**Material for this task:**
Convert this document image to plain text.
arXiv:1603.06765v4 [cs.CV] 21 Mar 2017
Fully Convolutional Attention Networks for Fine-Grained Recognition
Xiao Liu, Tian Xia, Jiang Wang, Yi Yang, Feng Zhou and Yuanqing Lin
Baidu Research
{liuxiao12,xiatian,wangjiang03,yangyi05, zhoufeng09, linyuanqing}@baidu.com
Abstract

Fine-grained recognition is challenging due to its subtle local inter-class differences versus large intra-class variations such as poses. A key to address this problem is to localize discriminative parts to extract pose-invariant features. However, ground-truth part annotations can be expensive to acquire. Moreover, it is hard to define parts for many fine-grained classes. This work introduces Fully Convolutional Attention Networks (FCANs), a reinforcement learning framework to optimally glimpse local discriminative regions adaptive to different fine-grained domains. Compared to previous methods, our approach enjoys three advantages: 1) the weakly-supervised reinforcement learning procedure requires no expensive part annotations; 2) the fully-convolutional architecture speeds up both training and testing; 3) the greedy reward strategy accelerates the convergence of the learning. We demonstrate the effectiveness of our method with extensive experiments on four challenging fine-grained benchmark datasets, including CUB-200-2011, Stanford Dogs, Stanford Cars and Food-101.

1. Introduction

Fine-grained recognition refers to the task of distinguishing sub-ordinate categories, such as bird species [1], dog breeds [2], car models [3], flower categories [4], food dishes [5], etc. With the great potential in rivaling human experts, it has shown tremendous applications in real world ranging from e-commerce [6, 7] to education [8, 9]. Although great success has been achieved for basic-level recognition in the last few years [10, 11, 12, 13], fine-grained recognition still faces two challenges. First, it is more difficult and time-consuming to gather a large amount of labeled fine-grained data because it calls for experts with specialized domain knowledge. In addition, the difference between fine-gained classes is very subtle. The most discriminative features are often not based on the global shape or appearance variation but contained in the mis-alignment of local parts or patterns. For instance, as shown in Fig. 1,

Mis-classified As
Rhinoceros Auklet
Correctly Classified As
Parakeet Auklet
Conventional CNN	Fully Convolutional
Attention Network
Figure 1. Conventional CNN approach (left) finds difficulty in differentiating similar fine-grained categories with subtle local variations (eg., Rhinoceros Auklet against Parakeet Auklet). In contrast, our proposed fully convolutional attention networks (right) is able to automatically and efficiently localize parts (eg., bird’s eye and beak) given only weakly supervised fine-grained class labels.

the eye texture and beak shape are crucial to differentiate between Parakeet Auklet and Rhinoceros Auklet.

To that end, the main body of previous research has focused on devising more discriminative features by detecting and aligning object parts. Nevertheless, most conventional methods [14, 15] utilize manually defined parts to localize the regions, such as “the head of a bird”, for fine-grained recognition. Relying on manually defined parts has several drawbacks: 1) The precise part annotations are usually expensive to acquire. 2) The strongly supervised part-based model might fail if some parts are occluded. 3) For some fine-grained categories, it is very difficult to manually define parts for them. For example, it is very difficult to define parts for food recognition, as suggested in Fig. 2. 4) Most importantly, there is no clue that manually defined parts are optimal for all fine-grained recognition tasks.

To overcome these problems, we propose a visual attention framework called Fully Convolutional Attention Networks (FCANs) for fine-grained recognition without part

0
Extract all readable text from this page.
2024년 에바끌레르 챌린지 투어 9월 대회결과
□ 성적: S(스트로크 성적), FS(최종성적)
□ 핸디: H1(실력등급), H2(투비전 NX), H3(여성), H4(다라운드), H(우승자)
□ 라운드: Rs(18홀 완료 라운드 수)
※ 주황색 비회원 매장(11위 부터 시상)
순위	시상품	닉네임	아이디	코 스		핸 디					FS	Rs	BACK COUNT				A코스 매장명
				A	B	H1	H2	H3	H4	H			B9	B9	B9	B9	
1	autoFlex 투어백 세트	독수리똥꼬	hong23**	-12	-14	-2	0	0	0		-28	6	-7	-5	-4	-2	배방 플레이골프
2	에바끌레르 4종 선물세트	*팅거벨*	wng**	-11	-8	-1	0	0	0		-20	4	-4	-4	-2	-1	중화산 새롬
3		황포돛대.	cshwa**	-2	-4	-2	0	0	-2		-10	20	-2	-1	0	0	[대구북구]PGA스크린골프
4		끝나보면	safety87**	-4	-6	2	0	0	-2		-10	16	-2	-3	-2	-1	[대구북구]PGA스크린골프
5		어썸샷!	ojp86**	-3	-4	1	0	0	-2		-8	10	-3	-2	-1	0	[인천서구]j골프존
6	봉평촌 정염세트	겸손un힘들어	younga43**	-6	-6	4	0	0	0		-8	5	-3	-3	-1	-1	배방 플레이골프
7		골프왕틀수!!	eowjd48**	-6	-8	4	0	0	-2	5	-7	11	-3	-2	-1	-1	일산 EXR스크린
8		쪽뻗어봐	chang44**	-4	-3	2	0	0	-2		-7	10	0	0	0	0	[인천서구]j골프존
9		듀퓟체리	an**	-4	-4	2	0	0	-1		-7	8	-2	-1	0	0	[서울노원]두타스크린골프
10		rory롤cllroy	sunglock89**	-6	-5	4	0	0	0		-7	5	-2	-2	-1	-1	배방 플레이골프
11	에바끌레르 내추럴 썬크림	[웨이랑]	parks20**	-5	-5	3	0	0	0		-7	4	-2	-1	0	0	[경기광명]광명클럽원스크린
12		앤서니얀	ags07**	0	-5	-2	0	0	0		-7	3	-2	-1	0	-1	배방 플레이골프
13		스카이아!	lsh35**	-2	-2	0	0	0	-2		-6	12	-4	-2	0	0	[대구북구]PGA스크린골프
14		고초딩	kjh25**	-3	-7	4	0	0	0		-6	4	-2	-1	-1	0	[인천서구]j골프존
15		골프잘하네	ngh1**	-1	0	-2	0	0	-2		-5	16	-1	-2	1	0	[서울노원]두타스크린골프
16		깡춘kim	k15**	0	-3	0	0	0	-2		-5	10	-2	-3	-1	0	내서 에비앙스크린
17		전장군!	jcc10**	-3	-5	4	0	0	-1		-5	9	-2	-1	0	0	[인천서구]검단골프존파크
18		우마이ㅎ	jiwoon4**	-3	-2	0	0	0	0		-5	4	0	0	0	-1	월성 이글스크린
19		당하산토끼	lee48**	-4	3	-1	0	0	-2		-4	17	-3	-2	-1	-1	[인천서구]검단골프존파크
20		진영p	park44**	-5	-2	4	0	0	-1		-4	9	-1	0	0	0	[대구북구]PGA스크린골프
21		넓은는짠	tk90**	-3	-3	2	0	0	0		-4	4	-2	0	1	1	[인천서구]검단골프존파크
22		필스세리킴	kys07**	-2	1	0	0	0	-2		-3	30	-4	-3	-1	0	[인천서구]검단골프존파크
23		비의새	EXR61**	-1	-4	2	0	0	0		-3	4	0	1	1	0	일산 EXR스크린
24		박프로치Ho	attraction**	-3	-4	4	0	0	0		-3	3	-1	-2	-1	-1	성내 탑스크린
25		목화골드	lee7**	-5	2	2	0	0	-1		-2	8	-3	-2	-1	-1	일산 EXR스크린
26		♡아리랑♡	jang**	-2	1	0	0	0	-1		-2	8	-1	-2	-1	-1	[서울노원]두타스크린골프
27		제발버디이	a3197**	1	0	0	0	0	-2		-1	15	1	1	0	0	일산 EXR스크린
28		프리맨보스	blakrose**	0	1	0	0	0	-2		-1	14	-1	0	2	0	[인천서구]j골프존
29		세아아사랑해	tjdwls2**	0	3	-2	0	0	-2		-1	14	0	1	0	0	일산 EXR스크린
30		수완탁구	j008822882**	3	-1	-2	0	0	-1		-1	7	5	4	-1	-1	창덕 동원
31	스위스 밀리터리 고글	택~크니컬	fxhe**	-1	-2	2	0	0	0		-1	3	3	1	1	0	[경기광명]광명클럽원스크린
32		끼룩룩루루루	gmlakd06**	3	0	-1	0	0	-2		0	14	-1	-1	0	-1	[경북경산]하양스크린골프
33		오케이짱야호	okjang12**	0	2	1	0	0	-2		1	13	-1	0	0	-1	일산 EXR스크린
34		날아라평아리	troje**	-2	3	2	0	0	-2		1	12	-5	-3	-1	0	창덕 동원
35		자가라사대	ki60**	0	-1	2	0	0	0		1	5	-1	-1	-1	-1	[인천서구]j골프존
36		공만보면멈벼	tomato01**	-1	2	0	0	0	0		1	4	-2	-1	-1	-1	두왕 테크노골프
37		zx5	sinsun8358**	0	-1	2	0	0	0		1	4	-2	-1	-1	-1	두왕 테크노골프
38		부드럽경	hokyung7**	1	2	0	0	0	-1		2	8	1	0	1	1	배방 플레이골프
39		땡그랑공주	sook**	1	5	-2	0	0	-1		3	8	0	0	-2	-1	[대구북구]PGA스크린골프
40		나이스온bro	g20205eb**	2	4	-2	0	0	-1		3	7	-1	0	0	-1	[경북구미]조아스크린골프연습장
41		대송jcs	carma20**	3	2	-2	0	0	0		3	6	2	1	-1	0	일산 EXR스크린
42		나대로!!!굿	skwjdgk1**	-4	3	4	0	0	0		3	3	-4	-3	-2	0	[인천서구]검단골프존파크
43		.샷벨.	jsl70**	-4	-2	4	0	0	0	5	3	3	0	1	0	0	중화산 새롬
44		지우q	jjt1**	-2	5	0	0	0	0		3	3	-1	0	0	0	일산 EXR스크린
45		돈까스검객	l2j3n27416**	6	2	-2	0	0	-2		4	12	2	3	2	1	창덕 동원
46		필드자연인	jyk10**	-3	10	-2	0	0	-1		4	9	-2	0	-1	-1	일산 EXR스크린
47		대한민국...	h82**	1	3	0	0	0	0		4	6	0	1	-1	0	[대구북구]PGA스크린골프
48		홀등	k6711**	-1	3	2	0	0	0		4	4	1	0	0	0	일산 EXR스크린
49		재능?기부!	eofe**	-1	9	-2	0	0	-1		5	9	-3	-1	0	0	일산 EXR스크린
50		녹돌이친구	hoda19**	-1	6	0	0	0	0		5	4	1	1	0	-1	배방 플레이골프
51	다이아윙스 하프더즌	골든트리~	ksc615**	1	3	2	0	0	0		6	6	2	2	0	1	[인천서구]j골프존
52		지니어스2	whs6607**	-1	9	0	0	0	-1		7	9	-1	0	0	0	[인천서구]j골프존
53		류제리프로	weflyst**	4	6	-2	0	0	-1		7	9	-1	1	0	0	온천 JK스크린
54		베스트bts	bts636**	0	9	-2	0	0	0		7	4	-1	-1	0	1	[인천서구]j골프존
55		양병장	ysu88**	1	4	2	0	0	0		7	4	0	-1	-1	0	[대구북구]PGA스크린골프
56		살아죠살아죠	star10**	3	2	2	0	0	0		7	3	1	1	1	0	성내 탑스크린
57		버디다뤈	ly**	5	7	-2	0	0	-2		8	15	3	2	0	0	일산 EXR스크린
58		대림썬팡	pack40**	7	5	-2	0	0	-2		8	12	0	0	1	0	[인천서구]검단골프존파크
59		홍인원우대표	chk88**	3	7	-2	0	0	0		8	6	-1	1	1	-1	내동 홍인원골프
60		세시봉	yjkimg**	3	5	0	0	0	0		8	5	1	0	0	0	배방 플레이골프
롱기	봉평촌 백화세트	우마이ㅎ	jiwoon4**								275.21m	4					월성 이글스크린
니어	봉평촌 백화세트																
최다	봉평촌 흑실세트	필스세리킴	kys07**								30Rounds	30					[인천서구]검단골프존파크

**Given problem:**
Find and copy each line above that includes the string "두타스크린골프".

**Reply to the exercise:**
9		듀퓟체리	an**	-4	-4	2	0	0	-1		-7	8	-2	-1	0	0	[서울노원]두타스크린골프
15		골프잘하네	ngh1**	-1	0	-2	0	0	-2		-5	16	-1	-2	1	0	[서울노원]두타스크린골프
26		♡아리랑♡	jang**	-2	1	0	0	0	-1		-2	8	-1	-2	-1	-1	[서울노원]두타스크린골프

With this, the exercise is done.